++++ Material for this task

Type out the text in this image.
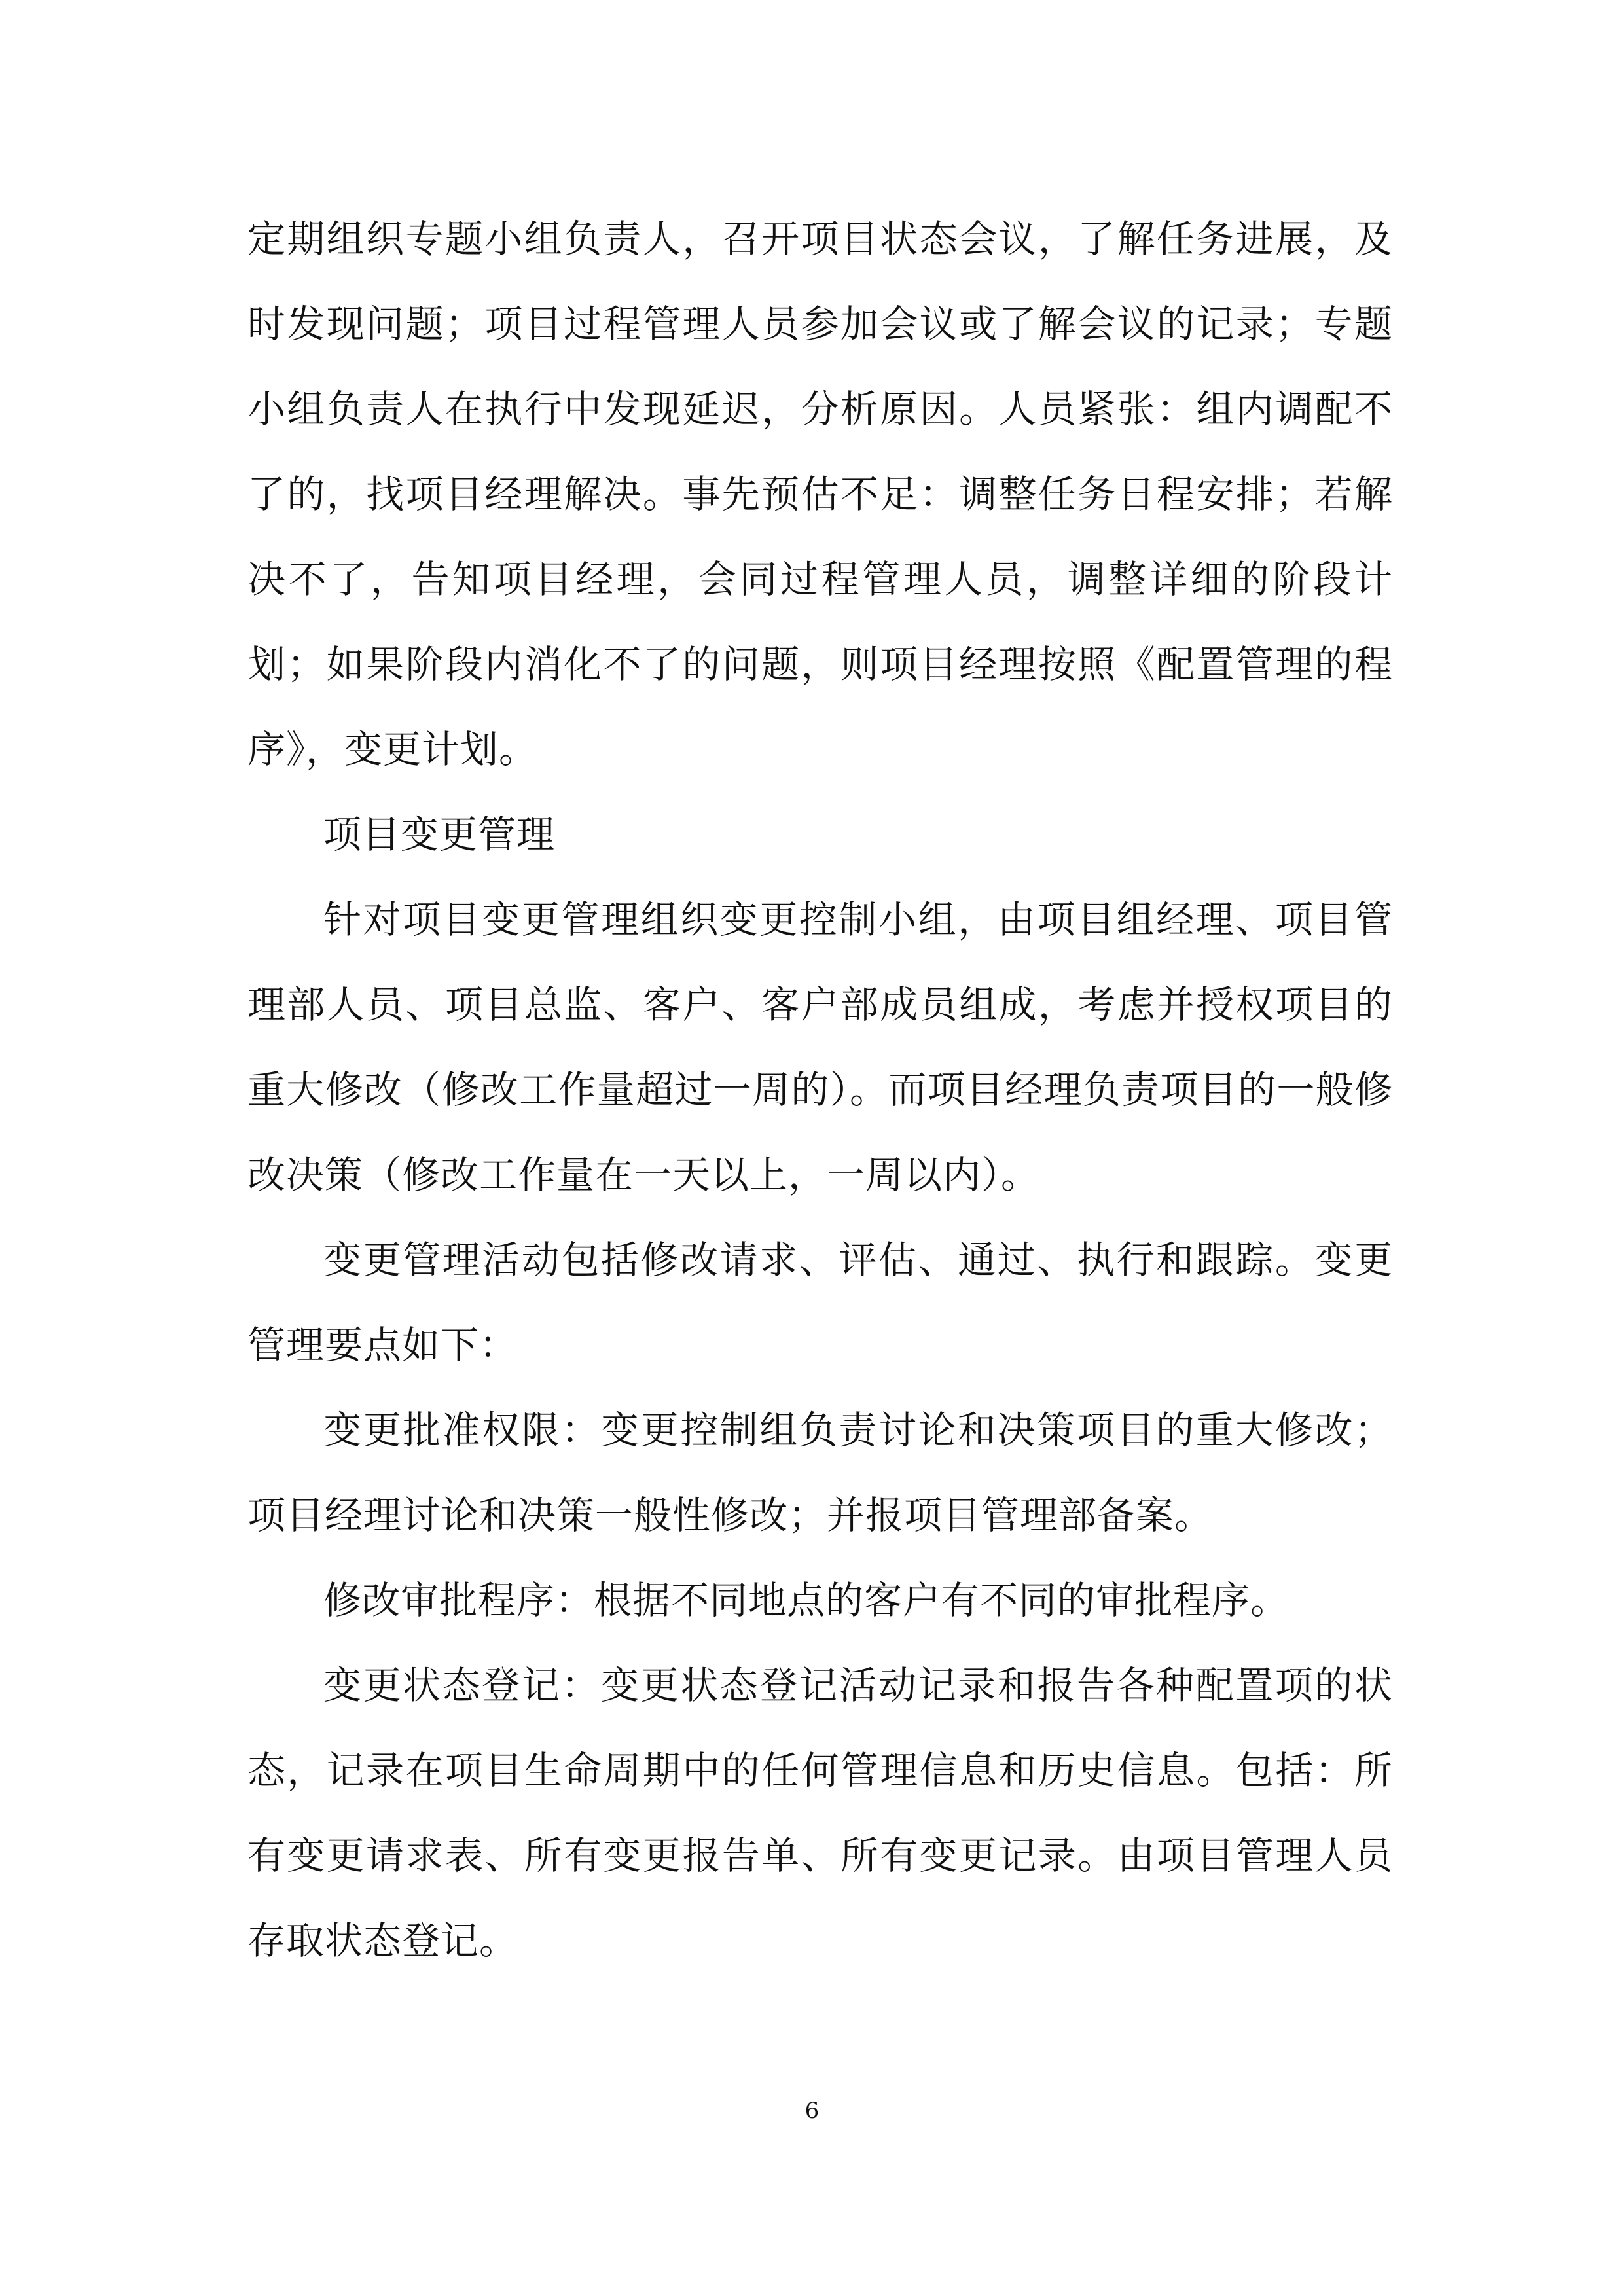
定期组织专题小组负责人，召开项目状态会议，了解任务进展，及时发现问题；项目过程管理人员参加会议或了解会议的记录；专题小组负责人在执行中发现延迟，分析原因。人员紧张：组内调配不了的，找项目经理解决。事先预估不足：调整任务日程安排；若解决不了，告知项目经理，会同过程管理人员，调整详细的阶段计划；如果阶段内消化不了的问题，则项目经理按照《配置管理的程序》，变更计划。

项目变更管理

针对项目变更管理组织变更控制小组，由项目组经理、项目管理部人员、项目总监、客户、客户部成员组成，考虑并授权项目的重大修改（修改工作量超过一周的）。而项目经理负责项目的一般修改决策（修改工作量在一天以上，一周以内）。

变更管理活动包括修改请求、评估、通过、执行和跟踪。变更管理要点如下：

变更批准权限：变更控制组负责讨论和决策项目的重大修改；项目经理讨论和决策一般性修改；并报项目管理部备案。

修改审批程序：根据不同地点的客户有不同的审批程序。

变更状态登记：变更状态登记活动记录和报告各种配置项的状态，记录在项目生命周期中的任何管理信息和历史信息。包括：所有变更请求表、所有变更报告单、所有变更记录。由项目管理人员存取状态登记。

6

++++++++

(What you should do): Keep the pictures out and write out the records exactly.

(Full response):
Type out the text in this image.
定期组织专题小组负责人，召开项目状态会议，了解任务进展，及时发现问题；项目过程管理人员参加会议或了解会议的记录；专题小组负责人在执行中发现延迟，分析原因。人员紧张：组内调配不了的，找项目经理解决。事先预估不足：调整任务日程安排；若解决不了，告知项目经理，会同过程管理人员，调整详细的阶段计划；如果阶段内消化不了的问题，则项目经理按照《配置管理的程序》，变更计划。

项目变更管理

针对项目变更管理组织变更控制小组，由项目组经理、项目管理部人员、项目总监、客户、客户部成员组成，考虑并授权项目的重大修改（修改工作量超过一周的）。而项目经理负责项目的一般修改决策（修改工作量在一天以上，一周以内）。

变更管理活动包括修改请求、评估、通过、执行和跟踪。变更管理要点如下：

变更批准权限：变更控制组负责讨论和决策项目的重大修改；项目经理讨论和决策一般性修改；并报项目管理部备案。

修改审批程序：根据不同地点的客户有不同的审批程序。

变更状态登记：变更状态登记活动记录和报告各种配置项的状态，记录在项目生命周期中的任何管理信息和历史信息。包括：所有变更请求表、所有变更报告单、所有变更记录。由项目管理人员存取状态登记。

6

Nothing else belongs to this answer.